### Stored records
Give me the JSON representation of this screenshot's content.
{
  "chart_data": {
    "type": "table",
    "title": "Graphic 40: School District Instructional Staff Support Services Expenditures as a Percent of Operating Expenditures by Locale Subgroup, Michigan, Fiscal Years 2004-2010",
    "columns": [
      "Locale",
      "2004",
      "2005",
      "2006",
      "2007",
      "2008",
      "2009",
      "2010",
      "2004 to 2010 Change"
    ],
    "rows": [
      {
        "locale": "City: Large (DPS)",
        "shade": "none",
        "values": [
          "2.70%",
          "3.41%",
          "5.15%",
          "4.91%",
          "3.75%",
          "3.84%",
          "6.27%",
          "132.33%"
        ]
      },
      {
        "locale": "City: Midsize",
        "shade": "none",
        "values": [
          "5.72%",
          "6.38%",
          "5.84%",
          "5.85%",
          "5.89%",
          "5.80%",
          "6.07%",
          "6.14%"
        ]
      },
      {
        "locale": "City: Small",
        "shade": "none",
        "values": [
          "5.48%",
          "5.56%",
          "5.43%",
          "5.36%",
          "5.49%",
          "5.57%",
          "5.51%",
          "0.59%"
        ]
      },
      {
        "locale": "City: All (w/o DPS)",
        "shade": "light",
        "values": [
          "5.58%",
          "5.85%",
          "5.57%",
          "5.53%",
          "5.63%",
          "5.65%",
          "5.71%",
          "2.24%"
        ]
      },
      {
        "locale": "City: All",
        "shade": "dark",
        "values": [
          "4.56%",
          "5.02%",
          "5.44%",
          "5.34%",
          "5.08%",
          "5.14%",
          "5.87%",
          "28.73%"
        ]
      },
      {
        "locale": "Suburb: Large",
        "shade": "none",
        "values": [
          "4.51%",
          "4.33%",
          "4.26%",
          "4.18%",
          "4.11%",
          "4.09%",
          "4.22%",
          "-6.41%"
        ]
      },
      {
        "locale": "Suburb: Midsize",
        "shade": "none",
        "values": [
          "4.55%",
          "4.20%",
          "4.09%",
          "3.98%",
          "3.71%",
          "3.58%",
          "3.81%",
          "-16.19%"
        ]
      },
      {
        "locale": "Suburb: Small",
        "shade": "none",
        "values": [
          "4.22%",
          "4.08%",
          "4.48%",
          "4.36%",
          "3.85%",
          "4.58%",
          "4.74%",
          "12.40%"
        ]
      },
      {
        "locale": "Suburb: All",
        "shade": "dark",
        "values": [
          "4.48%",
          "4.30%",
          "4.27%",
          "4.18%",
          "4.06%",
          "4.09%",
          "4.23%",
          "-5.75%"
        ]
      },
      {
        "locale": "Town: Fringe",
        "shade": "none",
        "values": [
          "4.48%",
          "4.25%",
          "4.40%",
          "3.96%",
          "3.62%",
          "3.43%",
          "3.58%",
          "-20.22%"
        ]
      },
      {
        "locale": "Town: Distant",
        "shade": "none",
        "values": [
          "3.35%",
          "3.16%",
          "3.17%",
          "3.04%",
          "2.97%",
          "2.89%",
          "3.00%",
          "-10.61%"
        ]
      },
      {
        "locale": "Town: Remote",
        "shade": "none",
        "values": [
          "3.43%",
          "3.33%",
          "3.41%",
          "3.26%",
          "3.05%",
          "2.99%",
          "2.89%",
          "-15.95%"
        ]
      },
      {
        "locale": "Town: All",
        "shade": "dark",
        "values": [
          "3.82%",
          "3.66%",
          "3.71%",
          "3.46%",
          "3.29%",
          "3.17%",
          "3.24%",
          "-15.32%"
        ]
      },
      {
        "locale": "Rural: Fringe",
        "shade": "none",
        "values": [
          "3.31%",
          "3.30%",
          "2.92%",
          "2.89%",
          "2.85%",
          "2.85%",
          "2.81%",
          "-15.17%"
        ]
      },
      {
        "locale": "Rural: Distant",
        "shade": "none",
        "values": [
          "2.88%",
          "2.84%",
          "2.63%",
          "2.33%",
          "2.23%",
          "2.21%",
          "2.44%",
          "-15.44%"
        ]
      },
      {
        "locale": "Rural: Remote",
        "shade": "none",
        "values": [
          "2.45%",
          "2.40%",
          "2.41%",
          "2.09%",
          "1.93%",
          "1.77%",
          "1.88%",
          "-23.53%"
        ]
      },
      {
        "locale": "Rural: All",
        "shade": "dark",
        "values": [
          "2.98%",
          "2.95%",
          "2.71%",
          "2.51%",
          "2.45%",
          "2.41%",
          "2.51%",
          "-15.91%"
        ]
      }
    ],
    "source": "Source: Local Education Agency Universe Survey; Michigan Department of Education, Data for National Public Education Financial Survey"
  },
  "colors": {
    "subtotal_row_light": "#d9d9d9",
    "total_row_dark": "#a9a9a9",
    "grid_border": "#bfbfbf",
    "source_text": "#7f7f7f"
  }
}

### The exercise
Figure out how many lines above include the string "Distant", then report that number and nothing else.

### Result for this exercise
2